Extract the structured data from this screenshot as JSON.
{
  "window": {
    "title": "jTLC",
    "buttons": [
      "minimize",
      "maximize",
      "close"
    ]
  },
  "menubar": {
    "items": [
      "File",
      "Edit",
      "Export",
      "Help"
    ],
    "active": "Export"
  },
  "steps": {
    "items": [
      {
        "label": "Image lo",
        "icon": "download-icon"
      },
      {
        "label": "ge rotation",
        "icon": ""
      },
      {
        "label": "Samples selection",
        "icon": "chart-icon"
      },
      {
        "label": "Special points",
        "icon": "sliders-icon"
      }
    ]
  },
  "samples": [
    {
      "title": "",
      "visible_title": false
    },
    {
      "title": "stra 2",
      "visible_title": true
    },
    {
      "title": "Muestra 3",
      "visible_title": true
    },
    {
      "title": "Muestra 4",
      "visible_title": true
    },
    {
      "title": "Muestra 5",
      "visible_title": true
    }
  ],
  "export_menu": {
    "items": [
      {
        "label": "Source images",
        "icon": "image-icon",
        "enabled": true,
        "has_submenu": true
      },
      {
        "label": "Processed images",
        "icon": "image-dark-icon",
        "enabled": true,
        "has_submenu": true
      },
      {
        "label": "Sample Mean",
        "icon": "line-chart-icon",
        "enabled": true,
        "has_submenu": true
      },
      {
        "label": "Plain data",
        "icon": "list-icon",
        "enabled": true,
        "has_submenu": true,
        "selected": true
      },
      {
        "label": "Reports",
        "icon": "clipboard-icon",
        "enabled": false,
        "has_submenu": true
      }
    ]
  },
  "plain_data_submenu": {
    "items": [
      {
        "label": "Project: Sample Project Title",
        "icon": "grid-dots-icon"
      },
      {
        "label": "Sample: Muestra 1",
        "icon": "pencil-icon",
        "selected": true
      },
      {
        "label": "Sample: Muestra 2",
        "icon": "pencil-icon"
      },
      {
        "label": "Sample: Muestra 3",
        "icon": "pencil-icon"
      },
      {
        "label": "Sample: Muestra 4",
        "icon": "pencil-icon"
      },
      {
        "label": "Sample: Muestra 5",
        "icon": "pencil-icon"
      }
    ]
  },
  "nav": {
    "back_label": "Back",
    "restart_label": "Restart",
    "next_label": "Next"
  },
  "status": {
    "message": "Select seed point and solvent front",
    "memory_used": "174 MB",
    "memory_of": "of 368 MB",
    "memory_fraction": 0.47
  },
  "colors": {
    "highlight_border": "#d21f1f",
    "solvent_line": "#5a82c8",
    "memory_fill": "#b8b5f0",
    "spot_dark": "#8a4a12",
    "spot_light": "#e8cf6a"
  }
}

□ □ □ □

_Task details_.
Extract every line above exactly as it stands.

_Solution for this exercise_.
Extract the structured data from this screenshot as JSON.
{
  "window": {
    "title": "jTLC",
    "buttons": [
      "minimize",
      "maximize",
      "close"
    ]
  },
  "menubar": {
    "items": [
      "File",
      "Edit",
      "Export",
      "Help"
    ],
    "active": "Export"
  },
  "steps": {
    "items": [
      {
        "label": "Image lo",
        "icon": "download-icon"
      },
      {
        "label": "ge rotation",
        "icon": ""
      },
      {
        "label": "Samples selection",
        "icon": "chart-icon"
      },
      {
        "label": "Special points",
        "icon": "sliders-icon"
      }
    ]
  },
  "samples": [
    {
      "title": "",
      "visible_title": false
    },
    {
      "title": "stra 2",
      "visible_title": true
    },
    {
      "title": "Muestra 3",
      "visible_title": true
    },
    {
      "title": "Muestra 4",
      "visible_title": true
    },
    {
      "title": "Muestra 5",
      "visible_title": true
    }
  ],
  "export_menu": {
    "items": [
      {
        "label": "Source images",
        "icon": "image-icon",
        "enabled": true,
        "has_submenu": true
      },
      {
        "label": "Processed images",
        "icon": "image-dark-icon",
        "enabled": true,
        "has_submenu": true
      },
      {
        "label": "Sample Mean",
        "icon": "line-chart-icon",
        "enabled": true,
        "has_submenu": true
      },
      {
        "label": "Plain data",
        "icon": "list-icon",
        "enabled": true,
        "has_submenu": true,
        "selected": true
      },
      {
        "label": "Reports",
        "icon": "clipboard-icon",
        "enabled": false,
        "has_submenu": true
      }
    ]
  },
  "plain_data_submenu": {
    "items": [
      {
        "label": "Project: Sample Project Title",
        "icon": "grid-dots-icon"
      },
      {
        "label": "Sample: Muestra 1",
        "icon": "pencil-icon",
        "selected": true
      },
      {
        "label": "Sample: Muestra 2",
        "icon": "pencil-icon"
      },
      {
        "label": "Sample: Muestra 3",
        "icon": "pencil-icon"
      },
      {
        "label": "Sample: Muestra 4",
        "icon": "pencil-icon"
      },
      {
        "label": "Sample: Muestra 5",
        "icon": "pencil-icon"
      }
    ]
  },
  "nav": {
    "back_label": "Back",
    "restart_label": "Restart",
    "next_label": "Next"
  },
  "status": {
    "message": "Select seed point and solvent front",
    "memory_used": "174 MB",
    "memory_of": "of 368 MB",
    "memory_fraction": 0.47
  },
  "colors": {
    "highlight_border": "#d21f1f",
    "solvent_line": "#5a82c8",
    "memory_fill": "#b8b5f0",
    "spot_dark": "#8a4a12",
    "spot_light": "#e8cf6a"
  }
}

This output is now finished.